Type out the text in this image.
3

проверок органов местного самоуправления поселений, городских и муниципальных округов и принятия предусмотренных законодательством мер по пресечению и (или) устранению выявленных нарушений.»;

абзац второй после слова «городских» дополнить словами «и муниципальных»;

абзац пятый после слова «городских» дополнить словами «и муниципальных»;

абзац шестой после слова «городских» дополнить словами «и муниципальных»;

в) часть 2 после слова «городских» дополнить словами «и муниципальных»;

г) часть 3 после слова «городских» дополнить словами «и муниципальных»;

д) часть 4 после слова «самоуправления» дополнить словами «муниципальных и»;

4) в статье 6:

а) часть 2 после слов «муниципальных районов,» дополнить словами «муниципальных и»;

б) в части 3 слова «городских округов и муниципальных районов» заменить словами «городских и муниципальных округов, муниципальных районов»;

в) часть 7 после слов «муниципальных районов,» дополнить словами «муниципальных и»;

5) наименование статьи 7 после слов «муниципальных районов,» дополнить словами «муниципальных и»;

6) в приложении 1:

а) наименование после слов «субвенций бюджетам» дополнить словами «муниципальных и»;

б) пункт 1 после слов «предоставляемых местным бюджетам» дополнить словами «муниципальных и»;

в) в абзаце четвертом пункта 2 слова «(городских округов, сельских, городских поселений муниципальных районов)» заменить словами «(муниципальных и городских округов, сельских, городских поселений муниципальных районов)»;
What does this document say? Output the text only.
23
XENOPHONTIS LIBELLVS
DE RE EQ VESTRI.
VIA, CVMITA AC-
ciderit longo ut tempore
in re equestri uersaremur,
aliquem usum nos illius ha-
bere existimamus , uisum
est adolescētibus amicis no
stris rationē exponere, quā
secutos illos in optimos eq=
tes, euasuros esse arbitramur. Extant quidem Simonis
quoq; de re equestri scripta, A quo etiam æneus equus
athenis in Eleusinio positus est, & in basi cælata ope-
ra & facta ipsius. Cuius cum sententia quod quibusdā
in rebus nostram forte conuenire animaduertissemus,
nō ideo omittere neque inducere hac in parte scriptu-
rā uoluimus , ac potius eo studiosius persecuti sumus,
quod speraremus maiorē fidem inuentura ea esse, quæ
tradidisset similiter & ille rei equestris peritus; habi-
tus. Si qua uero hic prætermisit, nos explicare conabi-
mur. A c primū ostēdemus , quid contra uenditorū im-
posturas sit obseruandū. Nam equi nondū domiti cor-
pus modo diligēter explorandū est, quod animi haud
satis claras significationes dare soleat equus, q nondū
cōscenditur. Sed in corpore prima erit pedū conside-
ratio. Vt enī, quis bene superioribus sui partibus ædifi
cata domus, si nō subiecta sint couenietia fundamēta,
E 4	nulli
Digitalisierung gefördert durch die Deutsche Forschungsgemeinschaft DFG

Instructions for the task
Restate every line of the data word for word.

Written solution
Type out the text in this image.
3

проверок органов местного самоуправления поселений, городских и муниципальных округов и принятия предусмотренных законодательством мер по пресечению и (или) устранению выявленных нарушений.»;

абзац второй после слова «городских» дополнить словами «и муниципальных»;

абзац пятый после слова «городских» дополнить словами «и муниципальных»;

абзац шестой после слова «городских» дополнить словами «и муниципальных»;

в) часть 2 после слова «городских» дополнить словами «и муниципальных»;

г) часть 3 после слова «городских» дополнить словами «и муниципальных»;

д) часть 4 после слова «самоуправления» дополнить словами «муниципальных и»;

4) в статье 6:

а) часть 2 после слов «муниципальных районов,» дополнить словами «муниципальных и»;

б) в части 3 слова «городских округов и муниципальных районов» заменить словами «городских и муниципальных округов, муниципальных районов»;

в) часть 7 после слов «муниципальных районов,» дополнить словами «муниципальных и»;

5) наименование статьи 7 после слов «муниципальных районов,» дополнить словами «муниципальных и»;

6) в приложении 1:

а) наименование после слов «субвенций бюджетам» дополнить словами «муниципальных и»;

б) пункт 1 после слов «предоставляемых местным бюджетам» дополнить словами «муниципальных и»;

в) в абзаце четвертом пункта 2 слова «(городских округов, сельских, городских поселений муниципальных районов)» заменить словами «(муниципальных и городских округов, сельских, городских поселений муниципальных районов)»;
What does this document say? Output the text only.
23
XENOPHONTIS LIBELLVS
DE RE EQ VESTRI.
VIA, CVMITA AC-
ciderit longo ut tempore
in re equestri uersaremur,
aliquem usum nos illius ha-
bere existimamus , uisum
est adolescētibus amicis no
stris rationē exponere, quā
secutos illos in optimos eq=
tes, euasuros esse arbitramur. Extant quidem Simonis
quoq; de re equestri scripta, A quo etiam æneus equus
athenis in Eleusinio positus est, & in basi cælata ope-
ra & facta ipsius. Cuius cum sententia quod quibusdā
in rebus nostram forte conuenire animaduertissemus,
nō ideo omittere neque inducere hac in parte scriptu-
rā uoluimus , ac potius eo studiosius persecuti sumus,
quod speraremus maiorē fidem inuentura ea esse, quæ
tradidisset similiter & ille rei equestris peritus; habi-
tus. Si qua uero hic prætermisit, nos explicare conabi-
mur. A c primū ostēdemus , quid contra uenditorū im-
posturas sit obseruandū. Nam equi nondū domiti cor-
pus modo diligēter explorandū est, quod animi haud
satis claras significationes dare soleat equus, q nondū
cōscenditur. Sed in corpore prima erit pedū conside-
ratio. Vt enī, quis bene superioribus sui partibus ædifi
cata domus, si nō subiecta sint couenietia fundamēta,
E 4	nulli
Digitalisierung gefördert durch die Deutsche Forschungsgemeinschaft DFG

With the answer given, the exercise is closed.